_TEXT PASSAGE_:
At first I planned for a Netbook to do my writing on the go. Keyboard, long battery life and reasonable price were the enticing factors. I checked out a Netbook on display inside the Staples store on 6th Avenue and 42nd Street in Manhattan. It radiated heat like the Arizona desert on a summer day, while a nearby HP Touch Pad, an iPad-like tablet, felt only slightly warmer than room temperature. The price tag for the TouchPad screamed from the tag $99! But hastily handwritten text in small letters below whispered that it was sold out.

After Hewlett Packard announced the fire sale of discontinued Touch Pads at $99 apiece, the TouchPad rush commenced on the web and in store. My next stop was Office Depot down the block. “Do you sell tablets?” I asked two Office Depot employees,  tall, muscular men leisurely conversing in the empty store. Unsure whether I was inquiring about computers or medicine one of them said reluctantly - “Check downstairs” - a vague reply worthy of my vague question.

Instead I went to Best Buy located on 5th Avenue and 44th street. “If you want the $99 HP tablet, come tomorrow at 9AM”, the Best Buy employee assured me, “We will have 250 of them.”

_EXCERPTED DATA_:
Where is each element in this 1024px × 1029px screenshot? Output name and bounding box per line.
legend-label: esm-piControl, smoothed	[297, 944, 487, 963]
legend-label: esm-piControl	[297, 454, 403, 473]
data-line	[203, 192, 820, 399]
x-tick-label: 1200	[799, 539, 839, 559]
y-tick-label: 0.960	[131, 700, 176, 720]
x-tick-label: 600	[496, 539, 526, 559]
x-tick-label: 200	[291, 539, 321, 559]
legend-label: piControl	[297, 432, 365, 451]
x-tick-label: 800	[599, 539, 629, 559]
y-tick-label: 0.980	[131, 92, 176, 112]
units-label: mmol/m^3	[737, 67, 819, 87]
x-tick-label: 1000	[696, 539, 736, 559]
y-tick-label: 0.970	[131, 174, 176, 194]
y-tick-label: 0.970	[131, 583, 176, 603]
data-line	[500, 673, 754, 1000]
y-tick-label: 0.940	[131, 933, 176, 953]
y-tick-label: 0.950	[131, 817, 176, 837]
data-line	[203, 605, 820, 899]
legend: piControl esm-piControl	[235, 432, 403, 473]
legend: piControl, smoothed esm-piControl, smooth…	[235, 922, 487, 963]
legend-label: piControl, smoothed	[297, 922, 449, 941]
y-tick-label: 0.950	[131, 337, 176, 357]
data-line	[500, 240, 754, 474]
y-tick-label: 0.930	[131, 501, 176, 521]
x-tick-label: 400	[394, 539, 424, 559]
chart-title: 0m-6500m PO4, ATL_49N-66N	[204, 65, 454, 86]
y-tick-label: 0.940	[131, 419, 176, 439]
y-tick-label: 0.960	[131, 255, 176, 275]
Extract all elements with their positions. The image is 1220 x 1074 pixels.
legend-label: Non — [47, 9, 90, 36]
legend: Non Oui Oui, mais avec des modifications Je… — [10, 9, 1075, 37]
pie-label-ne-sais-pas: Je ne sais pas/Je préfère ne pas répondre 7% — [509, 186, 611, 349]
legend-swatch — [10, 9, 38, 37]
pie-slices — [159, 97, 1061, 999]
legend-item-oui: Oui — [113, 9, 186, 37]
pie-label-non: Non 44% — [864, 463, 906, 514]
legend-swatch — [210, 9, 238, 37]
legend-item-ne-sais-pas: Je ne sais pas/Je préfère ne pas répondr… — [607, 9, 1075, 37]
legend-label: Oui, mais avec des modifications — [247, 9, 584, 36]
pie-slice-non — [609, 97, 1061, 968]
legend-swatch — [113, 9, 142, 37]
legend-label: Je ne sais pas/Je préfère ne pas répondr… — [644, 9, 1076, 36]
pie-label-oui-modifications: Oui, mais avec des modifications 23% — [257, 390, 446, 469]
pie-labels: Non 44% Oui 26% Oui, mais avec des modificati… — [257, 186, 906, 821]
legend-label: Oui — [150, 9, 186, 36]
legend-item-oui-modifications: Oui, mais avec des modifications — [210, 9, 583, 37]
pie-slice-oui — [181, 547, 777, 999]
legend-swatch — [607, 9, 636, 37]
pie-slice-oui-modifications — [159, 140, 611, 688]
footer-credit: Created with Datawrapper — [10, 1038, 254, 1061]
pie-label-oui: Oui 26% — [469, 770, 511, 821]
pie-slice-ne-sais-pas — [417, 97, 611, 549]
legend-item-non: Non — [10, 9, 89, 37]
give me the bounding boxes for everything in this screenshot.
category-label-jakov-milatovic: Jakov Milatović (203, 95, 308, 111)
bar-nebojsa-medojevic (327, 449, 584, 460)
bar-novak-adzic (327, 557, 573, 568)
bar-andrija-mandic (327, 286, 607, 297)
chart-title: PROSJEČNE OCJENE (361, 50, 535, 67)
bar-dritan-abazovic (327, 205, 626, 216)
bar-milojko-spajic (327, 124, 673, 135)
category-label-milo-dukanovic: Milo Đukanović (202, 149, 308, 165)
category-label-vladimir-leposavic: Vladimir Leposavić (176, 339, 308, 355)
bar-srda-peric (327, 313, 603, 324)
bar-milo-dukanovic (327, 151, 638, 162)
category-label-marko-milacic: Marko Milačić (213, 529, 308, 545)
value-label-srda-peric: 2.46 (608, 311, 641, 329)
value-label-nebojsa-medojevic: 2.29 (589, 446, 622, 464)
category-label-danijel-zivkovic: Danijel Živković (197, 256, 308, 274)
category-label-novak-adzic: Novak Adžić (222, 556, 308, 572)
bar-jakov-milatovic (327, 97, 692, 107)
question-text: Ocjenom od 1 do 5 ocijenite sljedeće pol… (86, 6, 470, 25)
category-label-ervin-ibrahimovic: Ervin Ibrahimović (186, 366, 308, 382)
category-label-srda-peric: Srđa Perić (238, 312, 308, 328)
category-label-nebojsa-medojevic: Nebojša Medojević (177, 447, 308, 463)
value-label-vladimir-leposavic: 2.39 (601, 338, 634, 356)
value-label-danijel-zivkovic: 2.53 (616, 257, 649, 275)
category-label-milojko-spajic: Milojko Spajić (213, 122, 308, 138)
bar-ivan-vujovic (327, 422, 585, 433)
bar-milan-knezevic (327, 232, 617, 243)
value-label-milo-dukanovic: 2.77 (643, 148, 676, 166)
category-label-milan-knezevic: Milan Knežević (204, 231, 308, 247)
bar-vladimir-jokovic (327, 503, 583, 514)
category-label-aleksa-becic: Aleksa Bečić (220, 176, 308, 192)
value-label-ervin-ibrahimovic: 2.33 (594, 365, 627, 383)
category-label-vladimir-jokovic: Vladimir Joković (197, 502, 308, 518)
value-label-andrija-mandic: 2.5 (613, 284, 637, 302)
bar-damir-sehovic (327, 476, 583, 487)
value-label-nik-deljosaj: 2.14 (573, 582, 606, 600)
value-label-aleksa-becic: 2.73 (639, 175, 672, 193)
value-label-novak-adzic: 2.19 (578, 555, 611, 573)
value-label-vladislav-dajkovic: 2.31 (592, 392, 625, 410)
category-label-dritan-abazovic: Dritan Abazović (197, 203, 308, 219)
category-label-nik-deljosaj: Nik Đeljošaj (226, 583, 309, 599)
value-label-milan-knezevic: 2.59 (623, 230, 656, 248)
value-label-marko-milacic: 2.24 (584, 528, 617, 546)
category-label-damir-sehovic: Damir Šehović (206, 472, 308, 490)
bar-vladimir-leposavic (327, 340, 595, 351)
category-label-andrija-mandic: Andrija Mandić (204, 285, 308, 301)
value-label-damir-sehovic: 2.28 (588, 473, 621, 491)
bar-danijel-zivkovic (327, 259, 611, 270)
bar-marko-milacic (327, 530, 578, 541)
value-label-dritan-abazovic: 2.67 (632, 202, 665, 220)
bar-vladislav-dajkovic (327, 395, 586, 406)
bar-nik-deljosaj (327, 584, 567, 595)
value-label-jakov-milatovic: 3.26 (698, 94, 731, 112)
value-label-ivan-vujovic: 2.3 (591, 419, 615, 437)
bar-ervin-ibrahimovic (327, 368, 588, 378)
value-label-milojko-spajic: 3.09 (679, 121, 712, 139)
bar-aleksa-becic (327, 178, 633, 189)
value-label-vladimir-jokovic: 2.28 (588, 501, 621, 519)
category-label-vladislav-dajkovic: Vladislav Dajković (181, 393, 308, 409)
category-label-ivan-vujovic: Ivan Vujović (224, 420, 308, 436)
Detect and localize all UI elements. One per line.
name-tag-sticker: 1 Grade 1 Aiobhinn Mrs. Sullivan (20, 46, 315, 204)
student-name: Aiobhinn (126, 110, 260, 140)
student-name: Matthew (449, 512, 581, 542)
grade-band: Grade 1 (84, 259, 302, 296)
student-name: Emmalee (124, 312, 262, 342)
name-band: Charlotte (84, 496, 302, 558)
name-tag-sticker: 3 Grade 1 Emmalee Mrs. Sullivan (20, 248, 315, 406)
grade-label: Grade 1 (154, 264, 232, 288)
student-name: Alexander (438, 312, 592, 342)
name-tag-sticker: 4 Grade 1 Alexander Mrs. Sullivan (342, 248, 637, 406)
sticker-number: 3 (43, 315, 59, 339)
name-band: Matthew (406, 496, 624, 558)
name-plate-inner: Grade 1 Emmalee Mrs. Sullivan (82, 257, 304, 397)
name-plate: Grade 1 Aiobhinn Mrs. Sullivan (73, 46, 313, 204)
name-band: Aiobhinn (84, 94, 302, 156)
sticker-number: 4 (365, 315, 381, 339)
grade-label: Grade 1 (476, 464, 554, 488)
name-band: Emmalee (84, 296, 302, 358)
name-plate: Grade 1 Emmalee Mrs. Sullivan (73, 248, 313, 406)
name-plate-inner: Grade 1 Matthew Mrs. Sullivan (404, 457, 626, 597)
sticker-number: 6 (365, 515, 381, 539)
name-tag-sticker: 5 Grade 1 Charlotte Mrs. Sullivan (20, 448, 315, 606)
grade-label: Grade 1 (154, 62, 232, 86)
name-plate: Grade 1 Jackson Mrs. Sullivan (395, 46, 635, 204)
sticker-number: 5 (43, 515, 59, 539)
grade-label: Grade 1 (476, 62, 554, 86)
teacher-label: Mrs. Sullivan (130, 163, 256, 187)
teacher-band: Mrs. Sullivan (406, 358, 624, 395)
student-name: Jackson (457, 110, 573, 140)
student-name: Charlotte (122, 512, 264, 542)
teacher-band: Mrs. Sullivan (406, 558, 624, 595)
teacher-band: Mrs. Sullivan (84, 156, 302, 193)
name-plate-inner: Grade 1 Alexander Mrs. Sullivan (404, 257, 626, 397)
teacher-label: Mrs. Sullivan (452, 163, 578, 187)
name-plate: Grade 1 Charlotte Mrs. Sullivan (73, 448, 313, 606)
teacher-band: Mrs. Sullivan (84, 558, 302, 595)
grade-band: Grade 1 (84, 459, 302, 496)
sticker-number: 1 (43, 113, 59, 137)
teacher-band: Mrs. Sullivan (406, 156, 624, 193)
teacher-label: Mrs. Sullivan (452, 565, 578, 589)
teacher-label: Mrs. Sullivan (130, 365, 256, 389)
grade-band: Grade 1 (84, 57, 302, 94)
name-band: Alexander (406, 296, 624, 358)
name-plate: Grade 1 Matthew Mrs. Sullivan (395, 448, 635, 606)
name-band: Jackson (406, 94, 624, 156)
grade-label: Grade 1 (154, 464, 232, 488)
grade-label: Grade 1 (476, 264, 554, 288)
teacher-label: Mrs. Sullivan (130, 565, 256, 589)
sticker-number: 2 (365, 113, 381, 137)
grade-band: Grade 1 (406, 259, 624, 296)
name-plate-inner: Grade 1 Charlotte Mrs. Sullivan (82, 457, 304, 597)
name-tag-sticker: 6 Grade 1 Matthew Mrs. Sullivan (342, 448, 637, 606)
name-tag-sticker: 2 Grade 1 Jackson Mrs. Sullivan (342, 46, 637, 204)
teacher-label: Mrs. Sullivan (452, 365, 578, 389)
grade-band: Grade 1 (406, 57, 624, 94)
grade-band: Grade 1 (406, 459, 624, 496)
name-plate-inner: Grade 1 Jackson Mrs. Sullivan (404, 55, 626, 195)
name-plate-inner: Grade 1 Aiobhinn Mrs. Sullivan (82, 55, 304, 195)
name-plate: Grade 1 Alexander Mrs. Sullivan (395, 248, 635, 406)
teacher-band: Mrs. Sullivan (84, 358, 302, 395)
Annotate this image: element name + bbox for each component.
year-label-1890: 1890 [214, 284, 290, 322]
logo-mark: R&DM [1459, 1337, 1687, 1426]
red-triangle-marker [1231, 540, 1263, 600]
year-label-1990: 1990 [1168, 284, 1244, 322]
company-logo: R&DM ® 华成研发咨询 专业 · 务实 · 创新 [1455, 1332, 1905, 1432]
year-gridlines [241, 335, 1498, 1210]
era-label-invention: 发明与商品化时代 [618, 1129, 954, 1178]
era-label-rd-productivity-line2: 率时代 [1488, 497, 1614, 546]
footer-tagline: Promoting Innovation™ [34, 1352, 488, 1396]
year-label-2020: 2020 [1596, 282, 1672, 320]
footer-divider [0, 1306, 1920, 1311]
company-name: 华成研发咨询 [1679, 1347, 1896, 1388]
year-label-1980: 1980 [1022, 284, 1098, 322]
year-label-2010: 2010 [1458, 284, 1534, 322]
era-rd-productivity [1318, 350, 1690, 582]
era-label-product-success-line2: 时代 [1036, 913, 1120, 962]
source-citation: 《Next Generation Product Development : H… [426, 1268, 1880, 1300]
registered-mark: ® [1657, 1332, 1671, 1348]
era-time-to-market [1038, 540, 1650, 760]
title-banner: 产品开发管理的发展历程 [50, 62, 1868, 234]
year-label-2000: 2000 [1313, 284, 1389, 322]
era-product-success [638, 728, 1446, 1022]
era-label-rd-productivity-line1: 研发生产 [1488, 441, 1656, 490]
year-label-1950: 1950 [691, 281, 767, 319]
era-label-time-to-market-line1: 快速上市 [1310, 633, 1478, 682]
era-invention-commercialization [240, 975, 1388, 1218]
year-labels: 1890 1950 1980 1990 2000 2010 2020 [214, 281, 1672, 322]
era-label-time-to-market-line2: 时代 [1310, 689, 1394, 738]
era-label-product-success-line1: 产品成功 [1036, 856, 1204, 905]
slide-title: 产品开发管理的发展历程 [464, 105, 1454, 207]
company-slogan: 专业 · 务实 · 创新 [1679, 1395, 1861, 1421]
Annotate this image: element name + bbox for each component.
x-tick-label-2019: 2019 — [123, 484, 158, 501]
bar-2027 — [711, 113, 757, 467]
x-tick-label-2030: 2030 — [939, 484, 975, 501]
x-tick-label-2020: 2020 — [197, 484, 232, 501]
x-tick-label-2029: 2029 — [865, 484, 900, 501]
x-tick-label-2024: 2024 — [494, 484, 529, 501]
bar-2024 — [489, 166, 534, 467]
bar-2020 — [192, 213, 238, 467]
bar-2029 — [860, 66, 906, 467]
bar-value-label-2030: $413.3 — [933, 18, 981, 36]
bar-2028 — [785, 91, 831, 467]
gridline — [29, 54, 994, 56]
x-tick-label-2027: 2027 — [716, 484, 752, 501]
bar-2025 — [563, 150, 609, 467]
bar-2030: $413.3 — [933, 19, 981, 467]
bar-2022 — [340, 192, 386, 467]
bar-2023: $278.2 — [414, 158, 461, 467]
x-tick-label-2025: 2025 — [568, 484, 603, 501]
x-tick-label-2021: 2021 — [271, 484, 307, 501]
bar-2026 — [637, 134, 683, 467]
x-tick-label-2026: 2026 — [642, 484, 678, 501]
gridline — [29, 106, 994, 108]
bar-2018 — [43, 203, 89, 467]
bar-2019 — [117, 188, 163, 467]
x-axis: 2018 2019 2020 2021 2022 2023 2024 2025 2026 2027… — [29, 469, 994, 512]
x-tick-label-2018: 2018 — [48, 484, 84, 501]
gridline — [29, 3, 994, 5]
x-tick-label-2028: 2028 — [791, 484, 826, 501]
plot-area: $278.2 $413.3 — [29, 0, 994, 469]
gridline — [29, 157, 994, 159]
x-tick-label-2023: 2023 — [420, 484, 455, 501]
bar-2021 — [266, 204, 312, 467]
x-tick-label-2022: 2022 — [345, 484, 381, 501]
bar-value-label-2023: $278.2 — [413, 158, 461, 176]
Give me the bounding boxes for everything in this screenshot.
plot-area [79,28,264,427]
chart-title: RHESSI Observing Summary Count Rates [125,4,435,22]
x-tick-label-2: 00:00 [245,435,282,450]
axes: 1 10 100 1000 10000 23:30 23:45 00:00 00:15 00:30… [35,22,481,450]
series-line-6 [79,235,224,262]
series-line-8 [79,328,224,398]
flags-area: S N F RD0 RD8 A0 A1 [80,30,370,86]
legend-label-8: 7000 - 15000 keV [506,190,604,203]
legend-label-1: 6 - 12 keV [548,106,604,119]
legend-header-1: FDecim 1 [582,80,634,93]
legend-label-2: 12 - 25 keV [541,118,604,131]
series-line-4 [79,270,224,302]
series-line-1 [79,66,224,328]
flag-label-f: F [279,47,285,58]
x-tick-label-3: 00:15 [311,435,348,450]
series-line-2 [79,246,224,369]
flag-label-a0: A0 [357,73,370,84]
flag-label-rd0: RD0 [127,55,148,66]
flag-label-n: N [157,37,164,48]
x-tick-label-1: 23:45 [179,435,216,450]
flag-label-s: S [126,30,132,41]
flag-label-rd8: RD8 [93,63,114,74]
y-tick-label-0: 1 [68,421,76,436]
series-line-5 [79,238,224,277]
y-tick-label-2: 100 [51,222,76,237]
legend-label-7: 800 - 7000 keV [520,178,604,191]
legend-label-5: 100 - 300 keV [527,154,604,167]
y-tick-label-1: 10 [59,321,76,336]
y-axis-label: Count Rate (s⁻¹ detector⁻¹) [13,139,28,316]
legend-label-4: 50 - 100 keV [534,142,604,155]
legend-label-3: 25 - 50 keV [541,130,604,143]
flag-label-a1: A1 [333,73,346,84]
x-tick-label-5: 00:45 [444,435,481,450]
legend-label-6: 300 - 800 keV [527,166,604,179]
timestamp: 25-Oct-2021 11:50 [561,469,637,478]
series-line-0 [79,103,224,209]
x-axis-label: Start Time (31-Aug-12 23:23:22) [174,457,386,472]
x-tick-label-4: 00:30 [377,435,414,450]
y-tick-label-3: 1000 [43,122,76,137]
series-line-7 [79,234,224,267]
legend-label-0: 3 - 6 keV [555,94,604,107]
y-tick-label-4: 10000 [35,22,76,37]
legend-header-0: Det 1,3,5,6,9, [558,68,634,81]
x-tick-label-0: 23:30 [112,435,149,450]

_WHAT NEEDS TO BE DONE_: In the text about the TouchPad hunt, what did the Best Buy employee say the store would have at 9AM the next day?

_RESPONSE AREA_: 250 of the $99 HP tablets.